Your task:
Set each record down exactly, excluding all images.

Stored rows:
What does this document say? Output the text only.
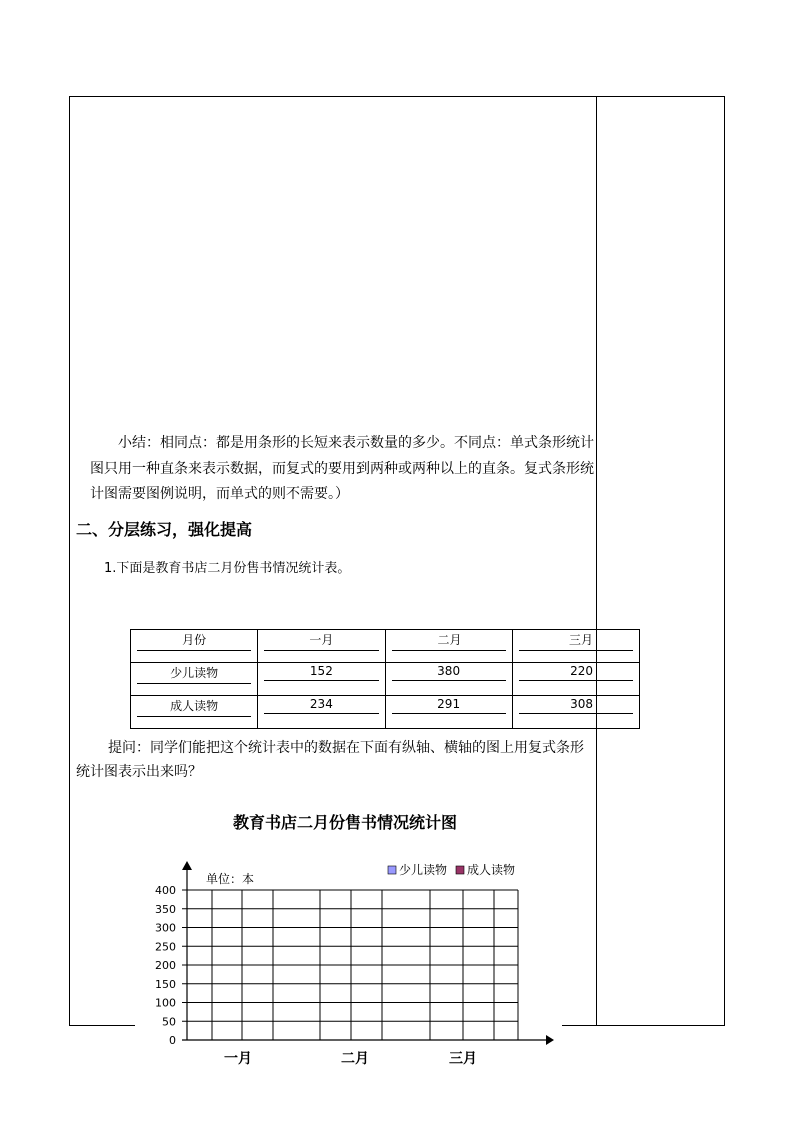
小结：相同点：都是用条形的长短来表示数量的多少。不同点：单式条形统计
图只用一种直条来表示数据，而复式的要用到两种或两种以上的直条。复式条形统
计图需要图例说明，而单式的则不需要。）
二、分层练习，强化提高
1.下面是教育书店二月份售书情况统计表。
月份	一月	二月	三月

少儿读物	152	380	220

成人读物	234	291	308
提问：同学们能把这个统计表中的数据在下面有纵轴、横轴的图上用复式条形
统计图表示出来吗？
教育书店二月份售书情况统计图
400
350
300
250
200
150
100
50
0
一月	二月	三月
单位：本
少儿读物 成人读物
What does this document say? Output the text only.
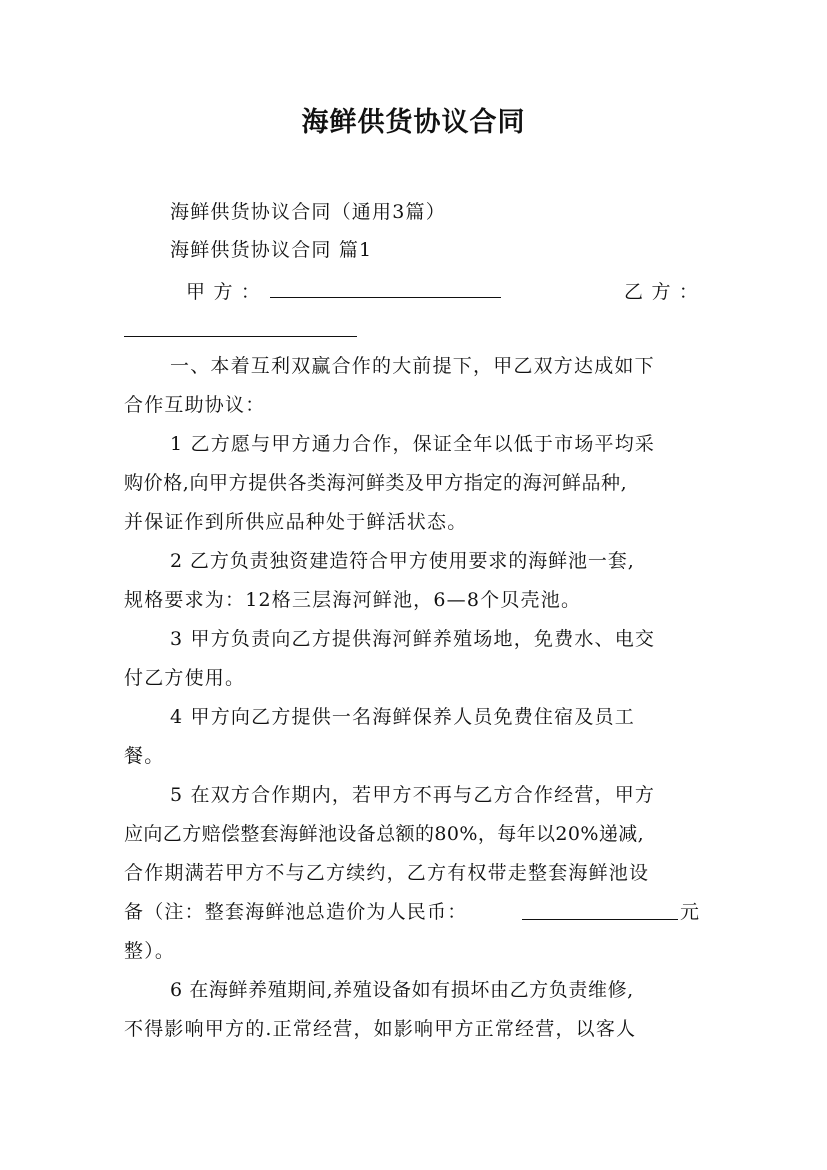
海鲜供货协议合同
海鲜供货协议合同（通用3篇）
海鲜供货协议合同 篇1
甲 方 ：	乙 方 ：
一、本着互利双赢合作的大前提下，甲乙双方达成如下
合作互助协议：
1 乙方愿与甲方通力合作，保证全年以低于市场平均采
购价格,向甲方提供各类海河鲜类及甲方指定的海河鲜品种,
并保证作到所供应品种处于鲜活状态。
2 乙方负责独资建造符合甲方使用要求的海鲜池一套,
规格要求为：12格三层海河鲜池，6—8个贝壳池。
3 甲方负责向乙方提供海河鲜养殖场地，免费水、电交
付乙方使用。
4 甲方向乙方提供一名海鲜保养人员免费住宿及员工
餐。
5 在双方合作期内，若甲方不再与乙方合作经营，甲方
应向乙方赔偿整套海鲜池设备总额的80%，每年以20%递减,
合作期满若甲方不与乙方续约，乙方有权带走整套海鲜池设
备（注：整套海鲜池总造价为人民币：	元
整）。
6 在海鲜养殖期间,养殖设备如有损坏由乙方负责维修,
不得影响甲方的.正常经营，如影响甲方正常经营，以客人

Complete response:
What does this document say? Output the text only.
小结：相同点：都是用条形的长短来表示数量的多少。不同点：单式条形统计
图只用一种直条来表示数据，而复式的要用到两种或两种以上的直条。复式条形统
计图需要图例说明，而单式的则不需要。）
二、分层练习，强化提高
1.下面是教育书店二月份售书情况统计表。
月份	一月	二月	三月

少儿读物	152	380	220

成人读物	234	291	308
提问：同学们能把这个统计表中的数据在下面有纵轴、横轴的图上用复式条形
统计图表示出来吗？
教育书店二月份售书情况统计图
400
350
300
250
200
150
100
50
0
一月	二月	三月
单位：本
少儿读物 成人读物
What does this document say? Output the text only.
海鲜供货协议合同
海鲜供货协议合同（通用3篇）
海鲜供货协议合同 篇1
甲 方 ：	乙 方 ：
一、本着互利双赢合作的大前提下，甲乙双方达成如下
合作互助协议：
1 乙方愿与甲方通力合作，保证全年以低于市场平均采
购价格,向甲方提供各类海河鲜类及甲方指定的海河鲜品种,
并保证作到所供应品种处于鲜活状态。
2 乙方负责独资建造符合甲方使用要求的海鲜池一套,
规格要求为：12格三层海河鲜池，6—8个贝壳池。
3 甲方负责向乙方提供海河鲜养殖场地，免费水、电交
付乙方使用。
4 甲方向乙方提供一名海鲜保养人员免费住宿及员工
餐。
5 在双方合作期内，若甲方不再与乙方合作经营，甲方
应向乙方赔偿整套海鲜池设备总额的80%，每年以20%递减,
合作期满若甲方不与乙方续约，乙方有权带走整套海鲜池设
备（注：整套海鲜池总造价为人民币：	元
整）。
6 在海鲜养殖期间,养殖设备如有损坏由乙方负责维修,
不得影响甲方的.正常经营，如影响甲方正常经营，以客人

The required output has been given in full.